Start of MATERIAL SUPPLIED

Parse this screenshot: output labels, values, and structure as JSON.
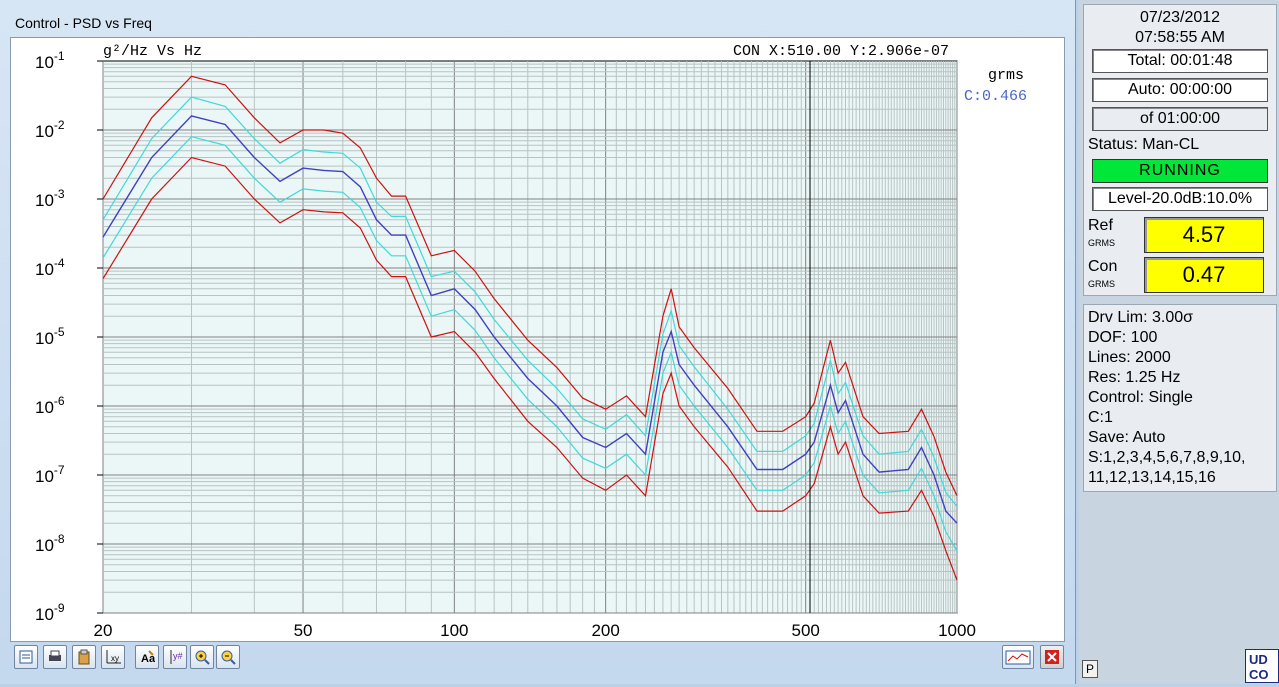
{
  "window": {
    "title": "Control - PSD vs  Freq"
  },
  "plot": {
    "units_label": "g²/Hz Vs Hz",
    "cursor_readout": "CON X:510.00 Y:2.906e-07",
    "grms_label": "grms",
    "grms_value": "C:0.466",
    "y_ticks": [
      "10-1",
      "10-2",
      "10-3",
      "10-4",
      "10-5",
      "10-6",
      "10-7",
      "10-8",
      "10-9"
    ],
    "x_ticks": [
      "20",
      "50",
      "100",
      "200",
      "500",
      "1000"
    ]
  },
  "chart_data": {
    "type": "line",
    "x_scale": "log",
    "y_scale": "log",
    "xlim": [
      20,
      1000
    ],
    "ylim": [
      1e-09,
      0.1
    ],
    "cursor_x": 510,
    "grid": true,
    "x": [
      20,
      25,
      30,
      35,
      40,
      45,
      50,
      55,
      60,
      65,
      70,
      75,
      80,
      90,
      100,
      110,
      120,
      140,
      160,
      180,
      200,
      220,
      240,
      260,
      270,
      280,
      300,
      350,
      400,
      450,
      500,
      520,
      560,
      580,
      600,
      650,
      700,
      800,
      850,
      900,
      950,
      1000
    ],
    "series": [
      {
        "color": "#4040c0",
        "values": [
          0.00028,
          0.004,
          0.016,
          0.012,
          0.004,
          0.0018,
          0.0028,
          0.0026,
          0.0025,
          0.0015,
          0.0005,
          0.0003,
          0.0003,
          4e-05,
          5e-05,
          2.5e-05,
          1e-05,
          2.5e-06,
          1e-06,
          3.5e-07,
          2.5e-07,
          4e-07,
          2e-07,
          6e-06,
          1.2e-05,
          4e-06,
          2e-06,
          5e-07,
          1.2e-07,
          1.2e-07,
          2e-07,
          3e-07,
          2e-06,
          8e-07,
          1.2e-06,
          2e-07,
          1.1e-07,
          1.2e-07,
          2.5e-07,
          1e-07,
          3e-08,
          2e-08
        ]
      },
      {
        "color": "#d01010",
        "values": [
          0.001,
          0.015,
          0.06,
          0.045,
          0.015,
          0.0065,
          0.01,
          0.01,
          0.009,
          0.0055,
          0.002,
          0.0011,
          0.0011,
          0.00015,
          0.00018,
          9e-05,
          3.6e-05,
          9e-06,
          3.6e-06,
          1.3e-06,
          9e-07,
          1.4e-06,
          7e-07,
          2e-05,
          5e-05,
          1.4e-05,
          7e-06,
          1.8e-06,
          4.3e-07,
          4.3e-07,
          7e-07,
          1.1e-06,
          9e-06,
          3e-06,
          4.3e-06,
          7e-07,
          4e-07,
          4.3e-07,
          9e-07,
          3.6e-07,
          1.1e-07,
          5e-08
        ]
      },
      {
        "color": "#d01010",
        "values": [
          7e-05,
          0.001,
          0.004,
          0.003,
          0.001,
          0.00045,
          0.0007,
          0.00065,
          0.00063,
          0.00038,
          0.00013,
          7.5e-05,
          7.5e-05,
          1e-05,
          1.2e-05,
          6e-06,
          2.5e-06,
          6e-07,
          2.5e-07,
          9e-08,
          6e-08,
          1e-07,
          5e-08,
          1.5e-06,
          3e-06,
          1e-06,
          5e-07,
          1.3e-07,
          3e-08,
          3e-08,
          5e-08,
          7.5e-08,
          5e-07,
          2e-07,
          3e-07,
          5e-08,
          2.8e-08,
          3e-08,
          6e-08,
          2.5e-08,
          8e-09,
          3e-09
        ]
      },
      {
        "color": "#40d8d8",
        "values": [
          0.0005,
          0.0075,
          0.03,
          0.022,
          0.0075,
          0.0033,
          0.0052,
          0.0048,
          0.0046,
          0.0028,
          0.0009,
          0.00056,
          0.00056,
          7.5e-05,
          9e-05,
          4.5e-05,
          1.8e-05,
          4.6e-06,
          1.8e-06,
          6.5e-07,
          4.6e-07,
          7.5e-07,
          3.7e-07,
          1.1e-05,
          2.4e-05,
          7.5e-06,
          3.7e-06,
          9e-07,
          2.2e-07,
          2.2e-07,
          3.7e-07,
          5.6e-07,
          4.6e-06,
          1.5e-06,
          2.2e-06,
          3.7e-07,
          2e-07,
          2.2e-07,
          4.6e-07,
          1.8e-07,
          5.6e-08,
          3.5e-08
        ]
      },
      {
        "color": "#40d8d8",
        "values": [
          0.00014,
          0.002,
          0.008,
          0.006,
          0.002,
          0.0009,
          0.0014,
          0.0013,
          0.00125,
          0.00075,
          0.00025,
          0.00015,
          0.00015,
          2e-05,
          2.5e-05,
          1.25e-05,
          5e-06,
          1.25e-06,
          5e-07,
          1.75e-07,
          1.25e-07,
          2e-07,
          1e-07,
          3e-06,
          6e-06,
          2e-06,
          1e-06,
          2.5e-07,
          6e-08,
          6e-08,
          1e-07,
          1.5e-07,
          1e-06,
          4e-07,
          6e-07,
          1e-07,
          5.5e-08,
          6e-08,
          1.25e-07,
          5e-08,
          1.5e-08,
          8e-09
        ]
      }
    ]
  },
  "toolbar": {
    "left_icons": [
      "list-icon",
      "print-icon",
      "clipboard-icon",
      "axis-icon",
      "font-icon",
      "cursor-icon",
      "zoom-in-icon",
      "zoom-out-icon"
    ],
    "right_icons": [
      "chart-window-icon",
      "close-red-icon"
    ]
  },
  "side": {
    "date": "07/23/2012",
    "time": "07:58:55 AM",
    "total": "Total: 00:01:48",
    "auto": "Auto: 00:00:00",
    "of": "of 01:00:00",
    "status": "Status: Man-CL",
    "running": "RUNNING",
    "level": "Level-20.0dB:10.0%",
    "ref_label": "Ref",
    "ref_sub": "GRMS",
    "ref_value": "4.57",
    "con_label": "Con",
    "con_sub": "GRMS",
    "con_value": "0.47",
    "info": [
      "Drv Lim: 3.00σ",
      "DOF: 100",
      "Lines: 2000",
      "Res: 1.25 Hz",
      "Control: Single",
      "C:1",
      "Save: Auto",
      "S:1,2,3,4,5,6,7,8,9,10,",
      "11,12,13,14,15,16"
    ],
    "p_button": "P",
    "logo": "UDCO"
  }
}
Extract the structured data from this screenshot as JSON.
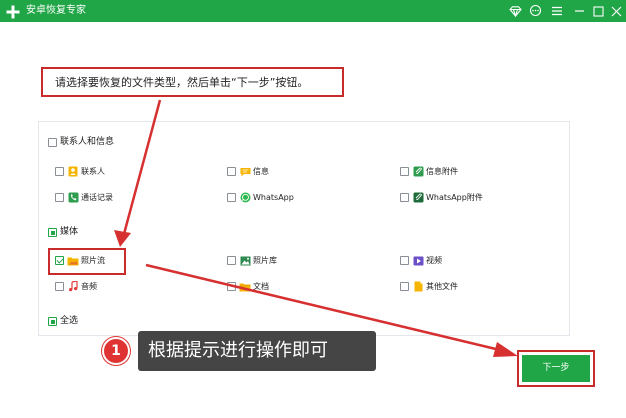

End of MATERIAL SUPPLIED

STATED TASK: Output all of the records exactly as they appear above, but not the pictures.

SOLUTION FOR THIS EXERCISE:
Parse this screenshot: output labels, values, and structure as JSON.
{
  "window": {
    "title": "Control - PSD vs  Freq"
  },
  "plot": {
    "units_label": "g²/Hz Vs Hz",
    "cursor_readout": "CON X:510.00 Y:2.906e-07",
    "grms_label": "grms",
    "grms_value": "C:0.466",
    "y_ticks": [
      "10-1",
      "10-2",
      "10-3",
      "10-4",
      "10-5",
      "10-6",
      "10-7",
      "10-8",
      "10-9"
    ],
    "x_ticks": [
      "20",
      "50",
      "100",
      "200",
      "500",
      "1000"
    ]
  },
  "chart_data": {
    "type": "line",
    "x_scale": "log",
    "y_scale": "log",
    "xlim": [
      20,
      1000
    ],
    "ylim": [
      1e-09,
      0.1
    ],
    "cursor_x": 510,
    "grid": true,
    "x": [
      20,
      25,
      30,
      35,
      40,
      45,
      50,
      55,
      60,
      65,
      70,
      75,
      80,
      90,
      100,
      110,
      120,
      140,
      160,
      180,
      200,
      220,
      240,
      260,
      270,
      280,
      300,
      350,
      400,
      450,
      500,
      520,
      560,
      580,
      600,
      650,
      700,
      800,
      850,
      900,
      950,
      1000
    ],
    "series": [
      {
        "color": "#4040c0",
        "values": [
          0.00028,
          0.004,
          0.016,
          0.012,
          0.004,
          0.0018,
          0.0028,
          0.0026,
          0.0025,
          0.0015,
          0.0005,
          0.0003,
          0.0003,
          4e-05,
          5e-05,
          2.5e-05,
          1e-05,
          2.5e-06,
          1e-06,
          3.5e-07,
          2.5e-07,
          4e-07,
          2e-07,
          6e-06,
          1.2e-05,
          4e-06,
          2e-06,
          5e-07,
          1.2e-07,
          1.2e-07,
          2e-07,
          3e-07,
          2e-06,
          8e-07,
          1.2e-06,
          2e-07,
          1.1e-07,
          1.2e-07,
          2.5e-07,
          1e-07,
          3e-08,
          2e-08
        ]
      },
      {
        "color": "#d01010",
        "values": [
          0.001,
          0.015,
          0.06,
          0.045,
          0.015,
          0.0065,
          0.01,
          0.01,
          0.009,
          0.0055,
          0.002,
          0.0011,
          0.0011,
          0.00015,
          0.00018,
          9e-05,
          3.6e-05,
          9e-06,
          3.6e-06,
          1.3e-06,
          9e-07,
          1.4e-06,
          7e-07,
          2e-05,
          5e-05,
          1.4e-05,
          7e-06,
          1.8e-06,
          4.3e-07,
          4.3e-07,
          7e-07,
          1.1e-06,
          9e-06,
          3e-06,
          4.3e-06,
          7e-07,
          4e-07,
          4.3e-07,
          9e-07,
          3.6e-07,
          1.1e-07,
          5e-08
        ]
      },
      {
        "color": "#d01010",
        "values": [
          7e-05,
          0.001,
          0.004,
          0.003,
          0.001,
          0.00045,
          0.0007,
          0.00065,
          0.00063,
          0.00038,
          0.00013,
          7.5e-05,
          7.5e-05,
          1e-05,
          1.2e-05,
          6e-06,
          2.5e-06,
          6e-07,
          2.5e-07,
          9e-08,
          6e-08,
          1e-07,
          5e-08,
          1.5e-06,
          3e-06,
          1e-06,
          5e-07,
          1.3e-07,
          3e-08,
          3e-08,
          5e-08,
          7.5e-08,
          5e-07,
          2e-07,
          3e-07,
          5e-08,
          2.8e-08,
          3e-08,
          6e-08,
          2.5e-08,
          8e-09,
          3e-09
        ]
      },
      {
        "color": "#40d8d8",
        "values": [
          0.0005,
          0.0075,
          0.03,
          0.022,
          0.0075,
          0.0033,
          0.0052,
          0.0048,
          0.0046,
          0.0028,
          0.0009,
          0.00056,
          0.00056,
          7.5e-05,
          9e-05,
          4.5e-05,
          1.8e-05,
          4.6e-06,
          1.8e-06,
          6.5e-07,
          4.6e-07,
          7.5e-07,
          3.7e-07,
          1.1e-05,
          2.4e-05,
          7.5e-06,
          3.7e-06,
          9e-07,
          2.2e-07,
          2.2e-07,
          3.7e-07,
          5.6e-07,
          4.6e-06,
          1.5e-06,
          2.2e-06,
          3.7e-07,
          2e-07,
          2.2e-07,
          4.6e-07,
          1.8e-07,
          5.6e-08,
          3.5e-08
        ]
      },
      {
        "color": "#40d8d8",
        "values": [
          0.00014,
          0.002,
          0.008,
          0.006,
          0.002,
          0.0009,
          0.0014,
          0.0013,
          0.00125,
          0.00075,
          0.00025,
          0.00015,
          0.00015,
          2e-05,
          2.5e-05,
          1.25e-05,
          5e-06,
          1.25e-06,
          5e-07,
          1.75e-07,
          1.25e-07,
          2e-07,
          1e-07,
          3e-06,
          6e-06,
          2e-06,
          1e-06,
          2.5e-07,
          6e-08,
          6e-08,
          1e-07,
          1.5e-07,
          1e-06,
          4e-07,
          6e-07,
          1e-07,
          5.5e-08,
          6e-08,
          1.25e-07,
          5e-08,
          1.5e-08,
          8e-09
        ]
      }
    ]
  },
  "toolbar": {
    "left_icons": [
      "list-icon",
      "print-icon",
      "clipboard-icon",
      "axis-icon",
      "font-icon",
      "cursor-icon",
      "zoom-in-icon",
      "zoom-out-icon"
    ],
    "right_icons": [
      "chart-window-icon",
      "close-red-icon"
    ]
  },
  "side": {
    "date": "07/23/2012",
    "time": "07:58:55 AM",
    "total": "Total: 00:01:48",
    "auto": "Auto: 00:00:00",
    "of": "of 01:00:00",
    "status": "Status: Man-CL",
    "running": "RUNNING",
    "level": "Level-20.0dB:10.0%",
    "ref_label": "Ref",
    "ref_sub": "GRMS",
    "ref_value": "4.57",
    "con_label": "Con",
    "con_sub": "GRMS",
    "con_value": "0.47",
    "info": [
      "Drv Lim: 3.00σ",
      "DOF: 100",
      "Lines: 2000",
      "Res: 1.25 Hz",
      "Control: Single",
      "C:1",
      "Save: Auto",
      "S:1,2,3,4,5,6,7,8,9,10,",
      "11,12,13,14,15,16"
    ],
    "p_button": "P",
    "logo": "UDCO"
  }
}
Extract the structured data from this screenshot as JSON.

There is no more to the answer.